▶ _Information given_
•••••

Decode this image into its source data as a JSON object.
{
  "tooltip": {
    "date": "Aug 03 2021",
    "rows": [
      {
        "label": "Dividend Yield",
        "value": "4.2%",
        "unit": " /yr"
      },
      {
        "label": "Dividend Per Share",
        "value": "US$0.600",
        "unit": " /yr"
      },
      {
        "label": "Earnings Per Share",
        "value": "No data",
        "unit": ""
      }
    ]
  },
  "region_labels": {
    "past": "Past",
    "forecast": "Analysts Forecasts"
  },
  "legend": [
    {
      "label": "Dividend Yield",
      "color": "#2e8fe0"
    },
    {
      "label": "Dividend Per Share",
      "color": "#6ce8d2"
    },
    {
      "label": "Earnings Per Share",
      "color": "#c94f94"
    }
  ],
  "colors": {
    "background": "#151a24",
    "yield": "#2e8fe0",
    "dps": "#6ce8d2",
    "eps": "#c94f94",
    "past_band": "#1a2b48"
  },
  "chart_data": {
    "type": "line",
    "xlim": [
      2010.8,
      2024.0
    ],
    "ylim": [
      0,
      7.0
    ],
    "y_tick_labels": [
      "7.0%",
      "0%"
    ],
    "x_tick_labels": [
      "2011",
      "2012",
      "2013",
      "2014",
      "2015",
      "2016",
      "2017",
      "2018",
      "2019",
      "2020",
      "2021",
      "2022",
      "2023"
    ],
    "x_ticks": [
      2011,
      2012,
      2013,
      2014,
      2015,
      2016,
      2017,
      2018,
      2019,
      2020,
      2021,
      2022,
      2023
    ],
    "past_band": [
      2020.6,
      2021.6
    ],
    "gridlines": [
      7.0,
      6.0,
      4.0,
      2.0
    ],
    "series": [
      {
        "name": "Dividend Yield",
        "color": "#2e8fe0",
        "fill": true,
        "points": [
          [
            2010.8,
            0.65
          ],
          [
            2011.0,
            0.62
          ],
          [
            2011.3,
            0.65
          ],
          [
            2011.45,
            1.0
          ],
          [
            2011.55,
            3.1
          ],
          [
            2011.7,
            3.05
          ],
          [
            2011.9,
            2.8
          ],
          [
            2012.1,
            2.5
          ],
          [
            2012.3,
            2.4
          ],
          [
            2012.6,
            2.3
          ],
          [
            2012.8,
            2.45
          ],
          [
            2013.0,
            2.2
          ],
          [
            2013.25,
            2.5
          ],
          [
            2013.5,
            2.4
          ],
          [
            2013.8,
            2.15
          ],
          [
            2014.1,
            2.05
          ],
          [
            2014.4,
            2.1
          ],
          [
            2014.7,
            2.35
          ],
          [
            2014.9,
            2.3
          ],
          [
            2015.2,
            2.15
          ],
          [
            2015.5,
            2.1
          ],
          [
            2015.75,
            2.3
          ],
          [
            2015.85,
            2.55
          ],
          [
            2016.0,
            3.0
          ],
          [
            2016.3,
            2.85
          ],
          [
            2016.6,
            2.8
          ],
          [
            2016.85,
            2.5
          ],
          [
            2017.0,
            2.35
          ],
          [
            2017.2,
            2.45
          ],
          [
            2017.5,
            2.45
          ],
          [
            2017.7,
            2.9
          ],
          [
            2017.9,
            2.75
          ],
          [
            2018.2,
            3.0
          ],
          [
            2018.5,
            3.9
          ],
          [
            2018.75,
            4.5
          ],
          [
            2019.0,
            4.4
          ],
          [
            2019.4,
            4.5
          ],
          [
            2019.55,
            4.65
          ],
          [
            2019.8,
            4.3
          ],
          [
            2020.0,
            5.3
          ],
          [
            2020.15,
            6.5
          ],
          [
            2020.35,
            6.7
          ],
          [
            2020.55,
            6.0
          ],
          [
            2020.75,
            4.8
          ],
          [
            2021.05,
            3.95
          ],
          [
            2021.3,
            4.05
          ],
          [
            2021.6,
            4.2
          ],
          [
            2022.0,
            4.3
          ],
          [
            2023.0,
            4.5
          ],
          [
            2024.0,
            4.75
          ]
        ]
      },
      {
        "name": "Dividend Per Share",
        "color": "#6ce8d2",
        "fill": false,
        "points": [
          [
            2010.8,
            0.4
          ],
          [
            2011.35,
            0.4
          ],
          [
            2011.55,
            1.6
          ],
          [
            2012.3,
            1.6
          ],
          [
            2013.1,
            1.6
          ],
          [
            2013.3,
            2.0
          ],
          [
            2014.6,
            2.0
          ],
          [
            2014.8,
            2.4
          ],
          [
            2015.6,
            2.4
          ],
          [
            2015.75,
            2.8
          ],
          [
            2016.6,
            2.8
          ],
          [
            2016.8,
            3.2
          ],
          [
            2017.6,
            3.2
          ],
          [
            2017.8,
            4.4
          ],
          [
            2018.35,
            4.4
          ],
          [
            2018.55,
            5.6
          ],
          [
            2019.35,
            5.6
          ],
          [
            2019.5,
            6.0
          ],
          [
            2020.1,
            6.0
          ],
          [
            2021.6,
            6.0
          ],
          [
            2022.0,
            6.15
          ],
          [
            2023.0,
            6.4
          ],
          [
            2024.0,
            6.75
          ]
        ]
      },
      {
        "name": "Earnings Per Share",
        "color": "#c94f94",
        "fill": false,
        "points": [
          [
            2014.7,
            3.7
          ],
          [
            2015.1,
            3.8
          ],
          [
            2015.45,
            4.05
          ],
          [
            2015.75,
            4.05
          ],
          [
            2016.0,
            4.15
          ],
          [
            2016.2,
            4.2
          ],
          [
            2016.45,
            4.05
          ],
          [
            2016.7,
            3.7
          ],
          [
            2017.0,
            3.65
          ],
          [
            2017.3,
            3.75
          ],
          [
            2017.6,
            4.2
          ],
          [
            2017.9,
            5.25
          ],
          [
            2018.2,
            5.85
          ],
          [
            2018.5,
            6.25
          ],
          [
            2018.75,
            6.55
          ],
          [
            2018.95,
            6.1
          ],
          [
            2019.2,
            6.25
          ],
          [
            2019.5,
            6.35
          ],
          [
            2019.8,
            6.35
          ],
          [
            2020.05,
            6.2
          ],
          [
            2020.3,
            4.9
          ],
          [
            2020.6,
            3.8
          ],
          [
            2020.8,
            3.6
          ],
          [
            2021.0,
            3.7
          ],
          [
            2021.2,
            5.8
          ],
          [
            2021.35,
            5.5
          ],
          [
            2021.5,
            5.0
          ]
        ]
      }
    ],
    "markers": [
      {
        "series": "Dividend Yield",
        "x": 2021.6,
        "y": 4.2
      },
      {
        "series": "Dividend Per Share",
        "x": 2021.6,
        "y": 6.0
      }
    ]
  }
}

•••••

▶ _Task brief_
The entries above should be repeated exactly, every one of them.

▶ _Solution below_
Decode this image into its source data as a JSON object.
{
  "tooltip": {
    "date": "Aug 03 2021",
    "rows": [
      {
        "label": "Dividend Yield",
        "value": "4.2%",
        "unit": " /yr"
      },
      {
        "label": "Dividend Per Share",
        "value": "US$0.600",
        "unit": " /yr"
      },
      {
        "label": "Earnings Per Share",
        "value": "No data",
        "unit": ""
      }
    ]
  },
  "region_labels": {
    "past": "Past",
    "forecast": "Analysts Forecasts"
  },
  "legend": [
    {
      "label": "Dividend Yield",
      "color": "#2e8fe0"
    },
    {
      "label": "Dividend Per Share",
      "color": "#6ce8d2"
    },
    {
      "label": "Earnings Per Share",
      "color": "#c94f94"
    }
  ],
  "colors": {
    "background": "#151a24",
    "yield": "#2e8fe0",
    "dps": "#6ce8d2",
    "eps": "#c94f94",
    "past_band": "#1a2b48"
  },
  "chart_data": {
    "type": "line",
    "xlim": [
      2010.8,
      2024.0
    ],
    "ylim": [
      0,
      7.0
    ],
    "y_tick_labels": [
      "7.0%",
      "0%"
    ],
    "x_tick_labels": [
      "2011",
      "2012",
      "2013",
      "2014",
      "2015",
      "2016",
      "2017",
      "2018",
      "2019",
      "2020",
      "2021",
      "2022",
      "2023"
    ],
    "x_ticks": [
      2011,
      2012,
      2013,
      2014,
      2015,
      2016,
      2017,
      2018,
      2019,
      2020,
      2021,
      2022,
      2023
    ],
    "past_band": [
      2020.6,
      2021.6
    ],
    "gridlines": [
      7.0,
      6.0,
      4.0,
      2.0
    ],
    "series": [
      {
        "name": "Dividend Yield",
        "color": "#2e8fe0",
        "fill": true,
        "points": [
          [
            2010.8,
            0.65
          ],
          [
            2011.0,
            0.62
          ],
          [
            2011.3,
            0.65
          ],
          [
            2011.45,
            1.0
          ],
          [
            2011.55,
            3.1
          ],
          [
            2011.7,
            3.05
          ],
          [
            2011.9,
            2.8
          ],
          [
            2012.1,
            2.5
          ],
          [
            2012.3,
            2.4
          ],
          [
            2012.6,
            2.3
          ],
          [
            2012.8,
            2.45
          ],
          [
            2013.0,
            2.2
          ],
          [
            2013.25,
            2.5
          ],
          [
            2013.5,
            2.4
          ],
          [
            2013.8,
            2.15
          ],
          [
            2014.1,
            2.05
          ],
          [
            2014.4,
            2.1
          ],
          [
            2014.7,
            2.35
          ],
          [
            2014.9,
            2.3
          ],
          [
            2015.2,
            2.15
          ],
          [
            2015.5,
            2.1
          ],
          [
            2015.75,
            2.3
          ],
          [
            2015.85,
            2.55
          ],
          [
            2016.0,
            3.0
          ],
          [
            2016.3,
            2.85
          ],
          [
            2016.6,
            2.8
          ],
          [
            2016.85,
            2.5
          ],
          [
            2017.0,
            2.35
          ],
          [
            2017.2,
            2.45
          ],
          [
            2017.5,
            2.45
          ],
          [
            2017.7,
            2.9
          ],
          [
            2017.9,
            2.75
          ],
          [
            2018.2,
            3.0
          ],
          [
            2018.5,
            3.9
          ],
          [
            2018.75,
            4.5
          ],
          [
            2019.0,
            4.4
          ],
          [
            2019.4,
            4.5
          ],
          [
            2019.55,
            4.65
          ],
          [
            2019.8,
            4.3
          ],
          [
            2020.0,
            5.3
          ],
          [
            2020.15,
            6.5
          ],
          [
            2020.35,
            6.7
          ],
          [
            2020.55,
            6.0
          ],
          [
            2020.75,
            4.8
          ],
          [
            2021.05,
            3.95
          ],
          [
            2021.3,
            4.05
          ],
          [
            2021.6,
            4.2
          ],
          [
            2022.0,
            4.3
          ],
          [
            2023.0,
            4.5
          ],
          [
            2024.0,
            4.75
          ]
        ]
      },
      {
        "name": "Dividend Per Share",
        "color": "#6ce8d2",
        "fill": false,
        "points": [
          [
            2010.8,
            0.4
          ],
          [
            2011.35,
            0.4
          ],
          [
            2011.55,
            1.6
          ],
          [
            2012.3,
            1.6
          ],
          [
            2013.1,
            1.6
          ],
          [
            2013.3,
            2.0
          ],
          [
            2014.6,
            2.0
          ],
          [
            2014.8,
            2.4
          ],
          [
            2015.6,
            2.4
          ],
          [
            2015.75,
            2.8
          ],
          [
            2016.6,
            2.8
          ],
          [
            2016.8,
            3.2
          ],
          [
            2017.6,
            3.2
          ],
          [
            2017.8,
            4.4
          ],
          [
            2018.35,
            4.4
          ],
          [
            2018.55,
            5.6
          ],
          [
            2019.35,
            5.6
          ],
          [
            2019.5,
            6.0
          ],
          [
            2020.1,
            6.0
          ],
          [
            2021.6,
            6.0
          ],
          [
            2022.0,
            6.15
          ],
          [
            2023.0,
            6.4
          ],
          [
            2024.0,
            6.75
          ]
        ]
      },
      {
        "name": "Earnings Per Share",
        "color": "#c94f94",
        "fill": false,
        "points": [
          [
            2014.7,
            3.7
          ],
          [
            2015.1,
            3.8
          ],
          [
            2015.45,
            4.05
          ],
          [
            2015.75,
            4.05
          ],
          [
            2016.0,
            4.15
          ],
          [
            2016.2,
            4.2
          ],
          [
            2016.45,
            4.05
          ],
          [
            2016.7,
            3.7
          ],
          [
            2017.0,
            3.65
          ],
          [
            2017.3,
            3.75
          ],
          [
            2017.6,
            4.2
          ],
          [
            2017.9,
            5.25
          ],
          [
            2018.2,
            5.85
          ],
          [
            2018.5,
            6.25
          ],
          [
            2018.75,
            6.55
          ],
          [
            2018.95,
            6.1
          ],
          [
            2019.2,
            6.25
          ],
          [
            2019.5,
            6.35
          ],
          [
            2019.8,
            6.35
          ],
          [
            2020.05,
            6.2
          ],
          [
            2020.3,
            4.9
          ],
          [
            2020.6,
            3.8
          ],
          [
            2020.8,
            3.6
          ],
          [
            2021.0,
            3.7
          ],
          [
            2021.2,
            5.8
          ],
          [
            2021.35,
            5.5
          ],
          [
            2021.5,
            5.0
          ]
        ]
      }
    ],
    "markers": [
      {
        "series": "Dividend Yield",
        "x": 2021.6,
        "y": 4.2
      },
      {
        "series": "Dividend Per Share",
        "x": 2021.6,
        "y": 6.0
      }
    ]
  }
}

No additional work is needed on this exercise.